§ **EXERCISE DESCRIPTION**:
Every record below should be printed exactly as given.

§ **INPUT MATERIAL**:
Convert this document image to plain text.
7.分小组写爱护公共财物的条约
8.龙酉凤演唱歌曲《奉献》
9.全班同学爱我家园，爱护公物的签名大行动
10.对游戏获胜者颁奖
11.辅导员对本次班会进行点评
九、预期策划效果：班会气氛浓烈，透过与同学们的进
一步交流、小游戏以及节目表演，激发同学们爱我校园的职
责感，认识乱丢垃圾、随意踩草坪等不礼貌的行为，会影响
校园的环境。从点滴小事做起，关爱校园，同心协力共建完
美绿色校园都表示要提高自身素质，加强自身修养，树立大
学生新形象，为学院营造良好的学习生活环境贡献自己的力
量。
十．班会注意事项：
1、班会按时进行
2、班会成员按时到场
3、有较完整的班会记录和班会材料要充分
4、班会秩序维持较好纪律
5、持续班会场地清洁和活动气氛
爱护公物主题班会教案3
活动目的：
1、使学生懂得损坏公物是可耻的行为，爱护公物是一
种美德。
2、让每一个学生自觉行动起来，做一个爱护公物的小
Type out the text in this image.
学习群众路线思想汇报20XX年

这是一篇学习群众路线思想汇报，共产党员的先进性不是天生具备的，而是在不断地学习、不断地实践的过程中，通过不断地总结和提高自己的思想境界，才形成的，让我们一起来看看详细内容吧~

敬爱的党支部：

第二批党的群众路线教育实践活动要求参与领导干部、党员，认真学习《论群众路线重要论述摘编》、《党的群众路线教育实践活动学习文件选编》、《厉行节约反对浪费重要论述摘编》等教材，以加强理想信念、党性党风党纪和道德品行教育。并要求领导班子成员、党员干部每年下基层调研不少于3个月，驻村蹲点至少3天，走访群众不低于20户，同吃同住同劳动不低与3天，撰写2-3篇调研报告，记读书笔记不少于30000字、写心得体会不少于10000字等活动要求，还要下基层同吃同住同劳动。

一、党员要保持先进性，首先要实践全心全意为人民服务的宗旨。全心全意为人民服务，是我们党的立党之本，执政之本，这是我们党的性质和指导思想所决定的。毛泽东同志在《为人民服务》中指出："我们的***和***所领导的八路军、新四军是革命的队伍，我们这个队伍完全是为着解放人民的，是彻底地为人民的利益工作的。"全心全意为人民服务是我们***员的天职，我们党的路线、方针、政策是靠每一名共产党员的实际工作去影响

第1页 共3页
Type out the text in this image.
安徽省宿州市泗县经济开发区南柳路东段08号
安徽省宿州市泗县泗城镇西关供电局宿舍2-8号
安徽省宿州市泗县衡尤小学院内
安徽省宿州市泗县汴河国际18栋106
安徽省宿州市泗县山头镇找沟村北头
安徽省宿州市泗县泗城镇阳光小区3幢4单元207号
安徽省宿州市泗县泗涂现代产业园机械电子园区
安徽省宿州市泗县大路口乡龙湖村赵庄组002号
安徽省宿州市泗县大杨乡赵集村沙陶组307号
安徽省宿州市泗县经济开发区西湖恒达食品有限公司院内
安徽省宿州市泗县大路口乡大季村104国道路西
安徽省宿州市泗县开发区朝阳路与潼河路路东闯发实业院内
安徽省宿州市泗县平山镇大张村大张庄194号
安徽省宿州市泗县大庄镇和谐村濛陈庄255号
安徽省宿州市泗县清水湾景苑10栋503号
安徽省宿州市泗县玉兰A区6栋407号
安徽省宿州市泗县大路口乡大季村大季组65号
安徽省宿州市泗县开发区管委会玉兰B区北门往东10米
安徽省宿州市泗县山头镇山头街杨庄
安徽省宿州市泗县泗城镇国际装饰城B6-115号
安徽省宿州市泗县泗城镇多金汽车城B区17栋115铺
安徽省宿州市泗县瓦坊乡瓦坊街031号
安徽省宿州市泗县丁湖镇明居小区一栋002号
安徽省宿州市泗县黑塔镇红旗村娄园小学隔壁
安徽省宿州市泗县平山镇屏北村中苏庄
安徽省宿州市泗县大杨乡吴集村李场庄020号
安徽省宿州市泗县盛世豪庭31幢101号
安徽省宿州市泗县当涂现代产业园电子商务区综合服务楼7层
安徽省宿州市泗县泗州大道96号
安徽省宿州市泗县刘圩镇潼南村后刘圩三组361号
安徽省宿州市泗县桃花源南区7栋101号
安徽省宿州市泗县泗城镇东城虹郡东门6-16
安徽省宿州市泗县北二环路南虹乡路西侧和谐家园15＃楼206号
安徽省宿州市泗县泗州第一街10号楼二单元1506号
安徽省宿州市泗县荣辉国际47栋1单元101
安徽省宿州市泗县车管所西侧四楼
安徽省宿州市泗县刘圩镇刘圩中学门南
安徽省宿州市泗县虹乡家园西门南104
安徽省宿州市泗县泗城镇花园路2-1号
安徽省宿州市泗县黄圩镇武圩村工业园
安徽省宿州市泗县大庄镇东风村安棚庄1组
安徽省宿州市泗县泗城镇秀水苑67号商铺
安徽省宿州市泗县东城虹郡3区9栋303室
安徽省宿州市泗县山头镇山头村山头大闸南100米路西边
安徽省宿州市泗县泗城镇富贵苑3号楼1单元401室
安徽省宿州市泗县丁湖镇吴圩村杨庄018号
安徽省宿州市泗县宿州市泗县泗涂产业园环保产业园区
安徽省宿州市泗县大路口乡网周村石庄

§ **RESULT BELOW**:
Convert this document image to plain text.
7.分小组写爱护公共财物的条约
8.龙酉凤演唱歌曲《奉献》
9.全班同学爱我家园，爱护公物的签名大行动
10.对游戏获胜者颁奖
11.辅导员对本次班会进行点评
九、预期策划效果：班会气氛浓烈，透过与同学们的进
一步交流、小游戏以及节目表演，激发同学们爱我校园的职
责感，认识乱丢垃圾、随意踩草坪等不礼貌的行为，会影响
校园的环境。从点滴小事做起，关爱校园，同心协力共建完
美绿色校园都表示要提高自身素质，加强自身修养，树立大
学生新形象，为学院营造良好的学习生活环境贡献自己的力
量。
十．班会注意事项：
1、班会按时进行
2、班会成员按时到场
3、有较完整的班会记录和班会材料要充分
4、班会秩序维持较好纪律
5、持续班会场地清洁和活动气氛
爱护公物主题班会教案3
活动目的：
1、使学生懂得损坏公物是可耻的行为，爱护公物是一
种美德。
2、让每一个学生自觉行动起来，做一个爱护公物的小
Type out the text in this image.
学习群众路线思想汇报20XX年

这是一篇学习群众路线思想汇报，共产党员的先进性不是天生具备的，而是在不断地学习、不断地实践的过程中，通过不断地总结和提高自己的思想境界，才形成的，让我们一起来看看详细内容吧~

敬爱的党支部：

第二批党的群众路线教育实践活动要求参与领导干部、党员，认真学习《论群众路线重要论述摘编》、《党的群众路线教育实践活动学习文件选编》、《厉行节约反对浪费重要论述摘编》等教材，以加强理想信念、党性党风党纪和道德品行教育。并要求领导班子成员、党员干部每年下基层调研不少于3个月，驻村蹲点至少3天，走访群众不低于20户，同吃同住同劳动不低与3天，撰写2-3篇调研报告，记读书笔记不少于30000字、写心得体会不少于10000字等活动要求，还要下基层同吃同住同劳动。

一、党员要保持先进性，首先要实践全心全意为人民服务的宗旨。全心全意为人民服务，是我们党的立党之本，执政之本，这是我们党的性质和指导思想所决定的。毛泽东同志在《为人民服务》中指出："我们的***和***所领导的八路军、新四军是革命的队伍，我们这个队伍完全是为着解放人民的，是彻底地为人民的利益工作的。"全心全意为人民服务是我们***员的天职，我们党的路线、方针、政策是靠每一名共产党员的实际工作去影响

第1页 共3页
Type out the text in this image.
安徽省宿州市泗县经济开发区南柳路东段08号
安徽省宿州市泗县泗城镇西关供电局宿舍2-8号
安徽省宿州市泗县衡尤小学院内
安徽省宿州市泗县汴河国际18栋106
安徽省宿州市泗县山头镇找沟村北头
安徽省宿州市泗县泗城镇阳光小区3幢4单元207号
安徽省宿州市泗县泗涂现代产业园机械电子园区
安徽省宿州市泗县大路口乡龙湖村赵庄组002号
安徽省宿州市泗县大杨乡赵集村沙陶组307号
安徽省宿州市泗县经济开发区西湖恒达食品有限公司院内
安徽省宿州市泗县大路口乡大季村104国道路西
安徽省宿州市泗县开发区朝阳路与潼河路路东闯发实业院内
安徽省宿州市泗县平山镇大张村大张庄194号
安徽省宿州市泗县大庄镇和谐村濛陈庄255号
安徽省宿州市泗县清水湾景苑10栋503号
安徽省宿州市泗县玉兰A区6栋407号
安徽省宿州市泗县大路口乡大季村大季组65号
安徽省宿州市泗县开发区管委会玉兰B区北门往东10米
安徽省宿州市泗县山头镇山头街杨庄
安徽省宿州市泗县泗城镇国际装饰城B6-115号
安徽省宿州市泗县泗城镇多金汽车城B区17栋115铺
安徽省宿州市泗县瓦坊乡瓦坊街031号
安徽省宿州市泗县丁湖镇明居小区一栋002号
安徽省宿州市泗县黑塔镇红旗村娄园小学隔壁
安徽省宿州市泗县平山镇屏北村中苏庄
安徽省宿州市泗县大杨乡吴集村李场庄020号
安徽省宿州市泗县盛世豪庭31幢101号
安徽省宿州市泗县当涂现代产业园电子商务区综合服务楼7层
安徽省宿州市泗县泗州大道96号
安徽省宿州市泗县刘圩镇潼南村后刘圩三组361号
安徽省宿州市泗县桃花源南区7栋101号
安徽省宿州市泗县泗城镇东城虹郡东门6-16
安徽省宿州市泗县北二环路南虹乡路西侧和谐家园15＃楼206号
安徽省宿州市泗县泗州第一街10号楼二单元1506号
安徽省宿州市泗县荣辉国际47栋1单元101
安徽省宿州市泗县车管所西侧四楼
安徽省宿州市泗县刘圩镇刘圩中学门南
安徽省宿州市泗县虹乡家园西门南104
安徽省宿州市泗县泗城镇花园路2-1号
安徽省宿州市泗县黄圩镇武圩村工业园
安徽省宿州市泗县大庄镇东风村安棚庄1组
安徽省宿州市泗县泗城镇秀水苑67号商铺
安徽省宿州市泗县东城虹郡3区9栋303室
安徽省宿州市泗县山头镇山头村山头大闸南100米路西边
安徽省宿州市泗县泗城镇富贵苑3号楼1单元401室
安徽省宿州市泗县丁湖镇吴圩村杨庄018号
安徽省宿州市泗县宿州市泗县泗涂产业园环保产业园区
安徽省宿州市泗县大路口乡网周村石庄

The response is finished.